====== SUPPLIED ENTRIES

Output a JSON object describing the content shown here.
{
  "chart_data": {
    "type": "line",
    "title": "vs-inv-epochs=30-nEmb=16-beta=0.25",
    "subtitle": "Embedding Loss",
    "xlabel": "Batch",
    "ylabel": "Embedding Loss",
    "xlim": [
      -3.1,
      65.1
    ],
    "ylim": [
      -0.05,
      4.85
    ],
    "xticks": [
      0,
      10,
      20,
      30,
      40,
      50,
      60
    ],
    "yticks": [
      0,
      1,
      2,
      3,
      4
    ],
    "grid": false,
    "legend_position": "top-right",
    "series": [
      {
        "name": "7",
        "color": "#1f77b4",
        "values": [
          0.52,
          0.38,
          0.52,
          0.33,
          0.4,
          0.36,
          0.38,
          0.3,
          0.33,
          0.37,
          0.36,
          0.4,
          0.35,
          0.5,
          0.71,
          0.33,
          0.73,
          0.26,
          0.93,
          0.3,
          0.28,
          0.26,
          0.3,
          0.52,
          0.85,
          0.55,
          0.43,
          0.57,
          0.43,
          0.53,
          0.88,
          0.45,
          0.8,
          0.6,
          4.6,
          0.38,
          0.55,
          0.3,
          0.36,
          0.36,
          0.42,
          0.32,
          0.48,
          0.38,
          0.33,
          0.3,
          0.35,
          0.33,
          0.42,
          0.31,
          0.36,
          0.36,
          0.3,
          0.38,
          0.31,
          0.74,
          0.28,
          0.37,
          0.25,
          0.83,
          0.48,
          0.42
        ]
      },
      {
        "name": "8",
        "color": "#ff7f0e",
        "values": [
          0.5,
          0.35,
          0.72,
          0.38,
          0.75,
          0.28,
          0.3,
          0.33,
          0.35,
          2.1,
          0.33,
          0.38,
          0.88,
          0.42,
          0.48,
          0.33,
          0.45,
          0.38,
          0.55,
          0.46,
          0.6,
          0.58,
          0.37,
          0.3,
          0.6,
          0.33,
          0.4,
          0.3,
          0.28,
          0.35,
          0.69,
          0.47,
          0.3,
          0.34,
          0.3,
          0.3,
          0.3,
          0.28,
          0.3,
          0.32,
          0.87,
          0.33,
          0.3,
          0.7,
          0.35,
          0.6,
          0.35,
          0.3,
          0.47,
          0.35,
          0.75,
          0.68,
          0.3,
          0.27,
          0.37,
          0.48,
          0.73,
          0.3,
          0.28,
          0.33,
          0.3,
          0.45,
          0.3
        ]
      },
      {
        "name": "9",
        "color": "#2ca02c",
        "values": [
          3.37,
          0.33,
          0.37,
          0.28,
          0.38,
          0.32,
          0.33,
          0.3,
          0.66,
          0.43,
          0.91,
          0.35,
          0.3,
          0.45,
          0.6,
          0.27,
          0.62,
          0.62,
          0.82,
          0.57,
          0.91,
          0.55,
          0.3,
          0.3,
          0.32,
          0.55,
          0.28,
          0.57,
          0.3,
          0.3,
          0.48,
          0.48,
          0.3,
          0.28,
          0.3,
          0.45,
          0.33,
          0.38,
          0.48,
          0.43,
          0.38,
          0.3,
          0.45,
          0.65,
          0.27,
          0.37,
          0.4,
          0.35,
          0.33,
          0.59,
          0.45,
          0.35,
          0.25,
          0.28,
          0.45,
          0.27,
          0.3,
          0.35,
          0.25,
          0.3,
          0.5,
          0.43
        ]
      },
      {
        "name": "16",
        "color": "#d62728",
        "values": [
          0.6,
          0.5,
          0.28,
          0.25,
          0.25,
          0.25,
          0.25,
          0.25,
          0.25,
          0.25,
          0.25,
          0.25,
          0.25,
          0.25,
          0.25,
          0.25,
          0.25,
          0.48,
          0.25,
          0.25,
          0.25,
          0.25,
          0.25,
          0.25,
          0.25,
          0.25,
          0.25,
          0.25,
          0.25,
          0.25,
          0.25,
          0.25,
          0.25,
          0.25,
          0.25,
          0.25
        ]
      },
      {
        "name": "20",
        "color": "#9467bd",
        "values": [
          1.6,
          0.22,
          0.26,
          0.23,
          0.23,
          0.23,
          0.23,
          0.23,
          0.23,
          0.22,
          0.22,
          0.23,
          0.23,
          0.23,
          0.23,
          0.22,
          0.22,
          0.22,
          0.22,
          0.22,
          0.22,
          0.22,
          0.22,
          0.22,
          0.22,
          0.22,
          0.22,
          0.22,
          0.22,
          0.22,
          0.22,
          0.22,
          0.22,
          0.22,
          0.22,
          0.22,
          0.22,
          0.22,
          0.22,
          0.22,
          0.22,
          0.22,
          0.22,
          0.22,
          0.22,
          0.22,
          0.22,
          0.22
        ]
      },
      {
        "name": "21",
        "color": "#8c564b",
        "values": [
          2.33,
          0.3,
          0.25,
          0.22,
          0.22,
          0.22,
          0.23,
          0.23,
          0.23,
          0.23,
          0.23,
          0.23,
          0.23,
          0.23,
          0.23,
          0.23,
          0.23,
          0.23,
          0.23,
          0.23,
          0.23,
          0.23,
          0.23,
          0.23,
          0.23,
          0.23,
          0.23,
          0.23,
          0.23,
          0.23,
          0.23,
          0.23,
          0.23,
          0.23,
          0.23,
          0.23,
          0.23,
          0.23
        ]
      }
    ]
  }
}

============

# OBJECTIVE
Copy all lines from the listing that contain "Loss".

# THE RESPONSE
    "subtitle": "Embedding Loss",
    "ylabel": "Embedding Loss",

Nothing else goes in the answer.